** START **

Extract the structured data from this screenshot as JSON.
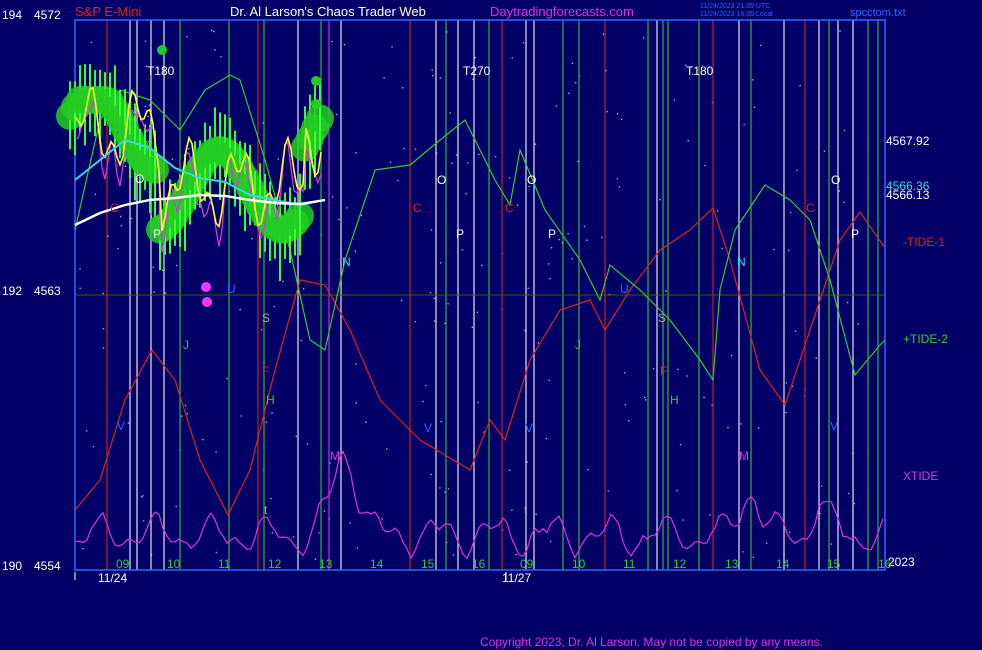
{
  "header": {
    "symbol": "S&P E-Mini",
    "title": "Dr. Al Larson's Chaos Trader Web",
    "site": "Daytradingforecasts.com",
    "time_utc": "11/24/2023 21:39 UTC",
    "time_local": "11/24/2023 16:39 Local",
    "file": "spcctom.txt"
  },
  "footer": {
    "copyright": "Copyright 2023, Dr. Al Larson. May not be copied by any means.",
    "year": "2023"
  },
  "colors": {
    "background": "#000066",
    "frame": "#3366ff",
    "tide1": "#dd2222",
    "tide2": "#33cc33",
    "xtide": "#dd33dd",
    "price_band": "#22cc22",
    "yellow": "#ffff33",
    "cyan": "#33dddd",
    "white": "#ffffff"
  },
  "chart_data": {
    "type": "line",
    "y_axis": {
      "ticks": [
        {
          "left": "194",
          "right": "4572",
          "value": 4572
        },
        {
          "left": "192",
          "right": "4563",
          "value": 4563
        },
        {
          "left": "190",
          "right": "4554",
          "value": 4554
        }
      ],
      "range": [
        4554,
        4572
      ]
    },
    "x_axis": {
      "hour_labels": [
        "09",
        "10",
        "11",
        "12",
        "13",
        "14",
        "15",
        "16",
        "09",
        "10",
        "11",
        "12",
        "13",
        "14",
        "15",
        "16"
      ],
      "date_labels": [
        "11/24",
        "11/27"
      ]
    },
    "price_levels": [
      {
        "label": "4567.92",
        "value": 4567.92,
        "color": "#ffffff"
      },
      {
        "label": "4566.36",
        "value": 4566.36,
        "color": "#33dddd"
      },
      {
        "label": "4566.13",
        "value": 4566.13,
        "color": "#ffffff"
      }
    ],
    "series": [
      {
        "name": "-TIDE-1",
        "color": "#dd2222"
      },
      {
        "name": "+TIDE-2",
        "color": "#33cc33"
      },
      {
        "name": "XTIDE",
        "color": "#dd33dd"
      }
    ],
    "time_markers": [
      "T180",
      "T270",
      "T180"
    ],
    "letter_labels": [
      {
        "text": "C",
        "color": "#dd2222"
      },
      {
        "text": "O",
        "color": "#ffffff"
      },
      {
        "text": "P",
        "color": "#ffffff"
      },
      {
        "text": "U",
        "color": "#3366ff"
      },
      {
        "text": "J",
        "color": "#33cc33"
      },
      {
        "text": "S",
        "color": "#aaaaaa"
      },
      {
        "text": "F",
        "color": "#dd2222"
      },
      {
        "text": "H",
        "color": "#33cc33"
      },
      {
        "text": "N",
        "color": "#33dddd"
      },
      {
        "text": "M",
        "color": "#dd33dd"
      },
      {
        "text": "V",
        "color": "#3366ff"
      },
      {
        "text": "t",
        "color": "#aaaaaa"
      },
      {
        "text": "C",
        "color": "#dd2222"
      },
      {
        "text": "O",
        "color": "#ffffff"
      },
      {
        "text": "C",
        "color": "#dd2222"
      },
      {
        "text": "O",
        "color": "#ffffff"
      },
      {
        "text": "P",
        "color": "#ffffff"
      },
      {
        "text": "P",
        "color": "#ffffff"
      },
      {
        "text": "V",
        "color": "#3366ff"
      },
      {
        "text": "V",
        "color": "#3366ff"
      },
      {
        "text": "t",
        "color": "#aaaaaa"
      },
      {
        "text": "J",
        "color": "#33cc33"
      },
      {
        "text": "U",
        "color": "#3366ff"
      },
      {
        "text": "S",
        "color": "#aaaaaa"
      },
      {
        "text": "F",
        "color": "#dd2222"
      },
      {
        "text": "H",
        "color": "#33cc33"
      },
      {
        "text": "N",
        "color": "#33dddd"
      },
      {
        "text": "M",
        "color": "#dd33dd"
      },
      {
        "text": "C",
        "color": "#dd2222"
      },
      {
        "text": "O",
        "color": "#ffffff"
      },
      {
        "text": "P",
        "color": "#ffffff"
      },
      {
        "text": "t",
        "color": "#aaaaaa"
      },
      {
        "text": "V",
        "color": "#3366ff"
      }
    ]
  }
}
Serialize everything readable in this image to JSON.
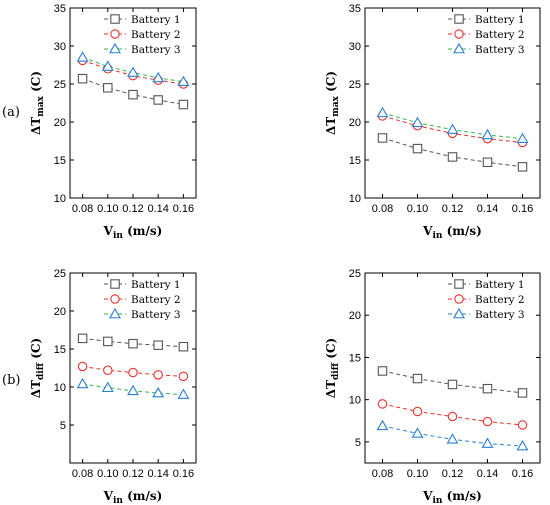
{
  "figure": {
    "panel_labels": [
      "(a)",
      "(b)"
    ]
  },
  "chart_data": [
    {
      "type": "line",
      "x": [
        0.08,
        0.1,
        0.12,
        0.14,
        0.16
      ],
      "xticks": [
        "0.08",
        "0.10",
        "0.12",
        "0.14",
        "0.16"
      ],
      "xlim": [
        0.07,
        0.17
      ],
      "ylim": [
        10,
        35
      ],
      "yticks": [
        10,
        15,
        20,
        25,
        30,
        35
      ],
      "xlabel": {
        "main": "V",
        "sub": "in",
        "rest": " (m/s)"
      },
      "ylabel": {
        "main": "ΔT",
        "sub": "max",
        "rest": " (C)"
      },
      "legend": "top-right",
      "series": [
        {
          "name": "Battery 1",
          "color": "#555555",
          "marker": "square",
          "values": [
            25.7,
            24.5,
            23.6,
            22.9,
            22.3
          ]
        },
        {
          "name": "Battery 2",
          "color": "#e8312b",
          "marker": "circle",
          "values": [
            28.1,
            27.0,
            26.1,
            25.5,
            25.0
          ]
        },
        {
          "name": "Battery 3",
          "color": "#2a7fd4",
          "marker": "triangle",
          "values": [
            28.5,
            27.3,
            26.5,
            25.8,
            25.3
          ],
          "line_color": "#39b54a"
        }
      ]
    },
    {
      "type": "line",
      "x": [
        0.08,
        0.1,
        0.12,
        0.14,
        0.16
      ],
      "xticks": [
        "0.08",
        "0.10",
        "0.12",
        "0.14",
        "0.16"
      ],
      "xlim": [
        0.07,
        0.17
      ],
      "ylim": [
        10,
        35
      ],
      "yticks": [
        10,
        15,
        20,
        25,
        30,
        35
      ],
      "xlabel": {
        "main": "V",
        "sub": "in",
        "rest": " (m/s)"
      },
      "ylabel": {
        "main": "ΔT",
        "sub": "max",
        "rest": " (C)"
      },
      "legend": "top-right",
      "series": [
        {
          "name": "Battery 1",
          "color": "#555555",
          "marker": "square",
          "values": [
            17.9,
            16.5,
            15.4,
            14.7,
            14.1
          ]
        },
        {
          "name": "Battery 2",
          "color": "#e8312b",
          "marker": "circle",
          "values": [
            20.8,
            19.5,
            18.5,
            17.8,
            17.3
          ]
        },
        {
          "name": "Battery 3",
          "color": "#2a7fd4",
          "marker": "triangle",
          "values": [
            21.2,
            19.9,
            19.0,
            18.3,
            17.8
          ],
          "line_color": "#39b54a"
        }
      ]
    },
    {
      "type": "line",
      "x": [
        0.08,
        0.1,
        0.12,
        0.14,
        0.16
      ],
      "xticks": [
        "0.08",
        "0.10",
        "0.12",
        "0.14",
        "0.16"
      ],
      "xlim": [
        0.07,
        0.17
      ],
      "ylim": [
        0,
        25
      ],
      "yticks": [
        5,
        10,
        15,
        20,
        25
      ],
      "xlabel": {
        "main": "V",
        "sub": "in",
        "rest": " (m/s)"
      },
      "ylabel": {
        "main": "ΔT",
        "sub": "diff",
        "rest": " (C)"
      },
      "legend": "top-right",
      "series": [
        {
          "name": "Battery 1",
          "color": "#555555",
          "marker": "square",
          "values": [
            16.4,
            16.0,
            15.7,
            15.5,
            15.3
          ]
        },
        {
          "name": "Battery 2",
          "color": "#e8312b",
          "marker": "circle",
          "values": [
            12.7,
            12.2,
            11.9,
            11.6,
            11.4
          ]
        },
        {
          "name": "Battery 3",
          "color": "#2a7fd4",
          "marker": "triangle",
          "values": [
            10.4,
            9.9,
            9.5,
            9.2,
            9.0
          ],
          "line_color": "#39b54a"
        }
      ]
    },
    {
      "type": "line",
      "x": [
        0.08,
        0.1,
        0.12,
        0.14,
        0.16
      ],
      "xticks": [
        "0.08",
        "0.10",
        "0.12",
        "0.14",
        "0.16"
      ],
      "xlim": [
        0.07,
        0.17
      ],
      "ylim": [
        2.5,
        25
      ],
      "yticks": [
        5,
        10,
        15,
        20,
        25
      ],
      "xlabel": {
        "main": "V",
        "sub": "in",
        "rest": " (m/s)"
      },
      "ylabel": {
        "main": "ΔT",
        "sub": "diff",
        "rest": " (C)"
      },
      "legend": "top-right",
      "series": [
        {
          "name": "Battery 1",
          "color": "#555555",
          "marker": "square",
          "values": [
            13.4,
            12.5,
            11.8,
            11.3,
            10.8
          ]
        },
        {
          "name": "Battery 2",
          "color": "#e8312b",
          "marker": "circle",
          "values": [
            9.5,
            8.6,
            8.0,
            7.4,
            7.0
          ]
        },
        {
          "name": "Battery 3",
          "color": "#2a7fd4",
          "marker": "triangle",
          "values": [
            6.9,
            6.0,
            5.3,
            4.8,
            4.5
          ],
          "line_color": "#2a7fd4"
        }
      ]
    }
  ]
}
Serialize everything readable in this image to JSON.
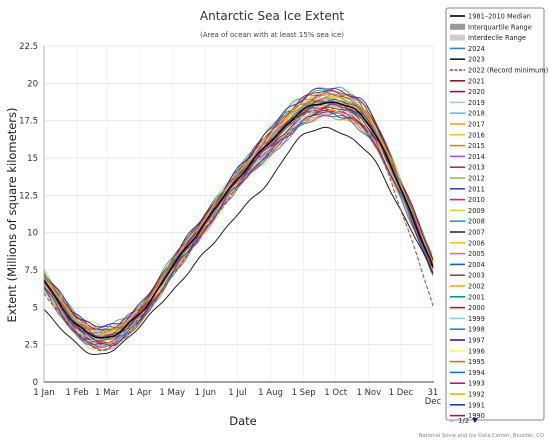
{
  "chart_data": {
    "type": "line",
    "title": "Antarctic Sea Ice Extent",
    "subtitle": "(Area of ocean with at least 15% sea ice)",
    "xlabel": "Date",
    "ylabel": "Extent (Millions of square kilometers)",
    "x_ticks": [
      "1 Jan",
      "1 Feb",
      "1 Mar",
      "1 Apr",
      "1 May",
      "1 Jun",
      "1 Jul",
      "1 Aug",
      "1 Sep",
      "1 Oct",
      "1 Nov",
      "1 Dec",
      "31 Dec"
    ],
    "x_tick_days": [
      1,
      32,
      60,
      91,
      121,
      152,
      182,
      213,
      244,
      274,
      305,
      335,
      365
    ],
    "y_ticks": [
      "0",
      "2.5",
      "5",
      "7.5",
      "10",
      "12.5",
      "15",
      "17.5",
      "20",
      "22.5"
    ],
    "ylim": [
      0,
      22.5
    ],
    "xlim": [
      1,
      366
    ],
    "grid": true,
    "legend_position": "right",
    "series": [
      {
        "name": "1981–2010 Median",
        "color": "#000000",
        "style": "solid",
        "x": [
          1,
          32,
          60,
          91,
          121,
          152,
          182,
          213,
          244,
          274,
          305,
          335,
          365
        ],
        "values": [
          6.8,
          3.8,
          3.0,
          4.6,
          7.7,
          10.7,
          13.6,
          16.1,
          18.2,
          18.7,
          17.3,
          12.9,
          7.7
        ]
      },
      {
        "name": "Interquartile Range",
        "color": "#999999",
        "style": "band",
        "lower": [
          6.5,
          3.5,
          2.8,
          4.3,
          7.4,
          10.4,
          13.3,
          15.8,
          17.9,
          18.4,
          17.0,
          12.6,
          7.4
        ],
        "upper": [
          7.1,
          4.1,
          3.2,
          4.9,
          8.0,
          11.0,
          13.9,
          16.4,
          18.5,
          19.0,
          17.6,
          13.2,
          8.0
        ]
      },
      {
        "name": "Interdecile Range",
        "color": "#cccccc",
        "style": "band",
        "lower": [
          6.1,
          3.2,
          2.6,
          4.0,
          7.1,
          10.1,
          13.0,
          15.5,
          17.6,
          18.1,
          16.7,
          12.2,
          7.0
        ],
        "upper": [
          7.5,
          4.4,
          3.5,
          5.2,
          8.3,
          11.3,
          14.2,
          16.7,
          18.8,
          19.3,
          17.9,
          13.5,
          8.4
        ]
      },
      {
        "name": "2024",
        "color": "#2f7ed8",
        "style": "solid"
      },
      {
        "name": "2023",
        "color": "#1f1f1f",
        "style": "solid",
        "x": [
          1,
          32,
          60,
          91,
          121,
          152,
          182,
          213,
          244,
          274,
          305,
          335,
          365
        ],
        "values": [
          4.9,
          2.5,
          1.9,
          3.8,
          6.1,
          8.7,
          11.2,
          13.6,
          16.6,
          16.8,
          15.3,
          11.5,
          7.3
        ]
      },
      {
        "name": "2022 (Record minimum)",
        "color": "#c0392b",
        "style": "dashed",
        "x": [
          1,
          32,
          60,
          91,
          121,
          152,
          182,
          213,
          244,
          274,
          305,
          335,
          365
        ],
        "values": [
          6.0,
          3.3,
          2.2,
          4.1,
          7.1,
          10.2,
          13.1,
          16.1,
          17.9,
          18.2,
          16.7,
          11.6,
          5.1
        ]
      },
      {
        "name": "2021",
        "color": "#8b1a1a",
        "style": "solid"
      },
      {
        "name": "2020",
        "color": "#6a1b9a",
        "style": "solid"
      },
      {
        "name": "2019",
        "color": "#a5d6a7",
        "style": "solid"
      },
      {
        "name": "2018",
        "color": "#4fc3f7",
        "style": "solid"
      },
      {
        "name": "2017",
        "color": "#e6a817",
        "style": "solid"
      },
      {
        "name": "2016",
        "color": "#f4c430",
        "style": "solid"
      },
      {
        "name": "2015",
        "color": "#e67e22",
        "style": "solid"
      },
      {
        "name": "2014",
        "color": "#a64dff",
        "style": "solid"
      },
      {
        "name": "2013",
        "color": "#d81b60",
        "style": "solid"
      },
      {
        "name": "2012",
        "color": "#8bc34a",
        "style": "solid"
      },
      {
        "name": "2011",
        "color": "#3949ab",
        "style": "solid"
      },
      {
        "name": "2010",
        "color": "#e91e63",
        "style": "solid"
      },
      {
        "name": "2009",
        "color": "#cddc39",
        "style": "solid"
      },
      {
        "name": "2008",
        "color": "#26a69a",
        "style": "solid"
      },
      {
        "name": "2007",
        "color": "#263238",
        "style": "solid"
      },
      {
        "name": "2006",
        "color": "#fbc02d",
        "style": "solid"
      },
      {
        "name": "2005",
        "color": "#ff7043",
        "style": "solid"
      },
      {
        "name": "2004",
        "color": "#1565c0",
        "style": "solid"
      },
      {
        "name": "2003",
        "color": "#795548",
        "style": "solid"
      },
      {
        "name": "2002",
        "color": "#ffa726",
        "style": "solid"
      },
      {
        "name": "2001",
        "color": "#009688",
        "style": "solid"
      },
      {
        "name": "2000",
        "color": "#b71c1c",
        "style": "solid"
      },
      {
        "name": "1999",
        "color": "#90caf9",
        "style": "solid"
      },
      {
        "name": "1998",
        "color": "#1e88e5",
        "style": "solid"
      },
      {
        "name": "1997",
        "color": "#4a148c",
        "style": "solid"
      },
      {
        "name": "1996",
        "color": "#fff176",
        "style": "solid"
      },
      {
        "name": "1995",
        "color": "#ef6c00",
        "style": "solid"
      },
      {
        "name": "1994",
        "color": "#1976d2",
        "style": "solid"
      },
      {
        "name": "1993",
        "color": "#c2185b",
        "style": "solid"
      },
      {
        "name": "1992",
        "color": "#ffb300",
        "style": "solid"
      },
      {
        "name": "1991",
        "color": "#0d47a1",
        "style": "solid"
      },
      {
        "name": "1990",
        "color": "#ad1457",
        "style": "solid"
      }
    ],
    "pager": "1/2",
    "credit": "National Snow and Ice Data Center, Boulder, CO"
  }
}
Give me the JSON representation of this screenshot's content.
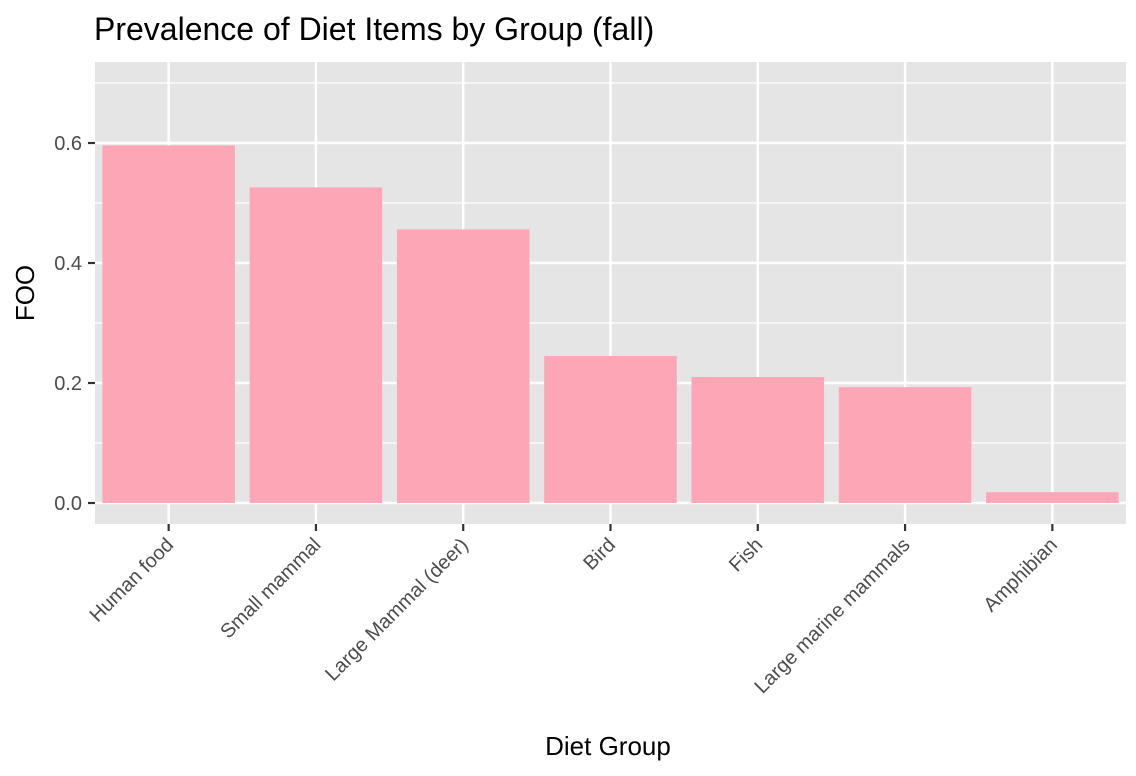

** END **

◆ Requirements
Only a number is wanted: how many lines of the material include the word "JSON".

◆ Task output
4